### [AIM OF THE TASK]
Those lines of the data that hold the word "These" are to be copied out.

### [PROVIDED RECORDS]
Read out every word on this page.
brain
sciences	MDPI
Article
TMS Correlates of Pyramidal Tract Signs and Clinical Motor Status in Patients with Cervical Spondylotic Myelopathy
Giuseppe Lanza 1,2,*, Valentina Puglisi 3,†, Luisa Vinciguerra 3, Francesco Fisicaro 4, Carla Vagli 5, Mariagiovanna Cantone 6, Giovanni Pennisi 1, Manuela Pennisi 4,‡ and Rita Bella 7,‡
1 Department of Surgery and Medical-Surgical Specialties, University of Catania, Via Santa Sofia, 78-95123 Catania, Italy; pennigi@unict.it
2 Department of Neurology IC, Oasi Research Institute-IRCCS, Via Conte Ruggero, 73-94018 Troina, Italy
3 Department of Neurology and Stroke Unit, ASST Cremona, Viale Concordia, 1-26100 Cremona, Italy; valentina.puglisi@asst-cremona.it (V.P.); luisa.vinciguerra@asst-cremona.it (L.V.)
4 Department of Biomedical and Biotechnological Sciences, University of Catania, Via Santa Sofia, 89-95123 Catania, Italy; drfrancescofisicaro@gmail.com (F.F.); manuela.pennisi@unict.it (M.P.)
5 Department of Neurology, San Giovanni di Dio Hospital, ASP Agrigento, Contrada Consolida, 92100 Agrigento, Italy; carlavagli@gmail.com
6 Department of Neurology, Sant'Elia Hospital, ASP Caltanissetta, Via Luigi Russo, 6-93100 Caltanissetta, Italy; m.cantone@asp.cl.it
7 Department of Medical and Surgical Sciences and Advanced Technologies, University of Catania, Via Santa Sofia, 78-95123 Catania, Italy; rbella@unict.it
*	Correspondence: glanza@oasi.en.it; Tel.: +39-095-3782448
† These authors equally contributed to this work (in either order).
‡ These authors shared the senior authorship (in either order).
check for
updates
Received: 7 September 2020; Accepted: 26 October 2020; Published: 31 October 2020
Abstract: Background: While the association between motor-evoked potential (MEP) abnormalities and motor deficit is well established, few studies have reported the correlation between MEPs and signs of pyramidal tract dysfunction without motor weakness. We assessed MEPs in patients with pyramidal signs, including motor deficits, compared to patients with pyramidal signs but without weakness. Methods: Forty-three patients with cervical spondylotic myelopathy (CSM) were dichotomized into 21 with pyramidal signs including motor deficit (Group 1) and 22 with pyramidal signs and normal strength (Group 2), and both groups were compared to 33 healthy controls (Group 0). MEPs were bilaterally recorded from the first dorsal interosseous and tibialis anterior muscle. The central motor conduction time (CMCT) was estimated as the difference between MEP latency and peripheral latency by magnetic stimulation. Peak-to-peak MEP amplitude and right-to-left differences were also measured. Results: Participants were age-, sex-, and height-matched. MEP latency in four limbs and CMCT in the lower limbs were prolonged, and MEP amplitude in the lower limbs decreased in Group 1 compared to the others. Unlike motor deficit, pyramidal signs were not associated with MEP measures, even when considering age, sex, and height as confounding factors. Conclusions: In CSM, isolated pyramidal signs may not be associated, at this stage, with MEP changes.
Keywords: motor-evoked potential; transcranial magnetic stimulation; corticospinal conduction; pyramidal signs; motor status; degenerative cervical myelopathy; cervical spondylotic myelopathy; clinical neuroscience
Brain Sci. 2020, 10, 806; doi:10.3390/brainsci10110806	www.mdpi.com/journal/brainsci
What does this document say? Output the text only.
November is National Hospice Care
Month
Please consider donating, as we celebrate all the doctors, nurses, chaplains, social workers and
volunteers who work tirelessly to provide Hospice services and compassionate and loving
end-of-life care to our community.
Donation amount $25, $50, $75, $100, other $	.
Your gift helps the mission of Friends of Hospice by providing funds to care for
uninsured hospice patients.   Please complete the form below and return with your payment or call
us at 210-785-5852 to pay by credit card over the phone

### [RESULT]
† These authors equally contributed to this work (in either order).
‡ These authors shared the senior authorship (in either order).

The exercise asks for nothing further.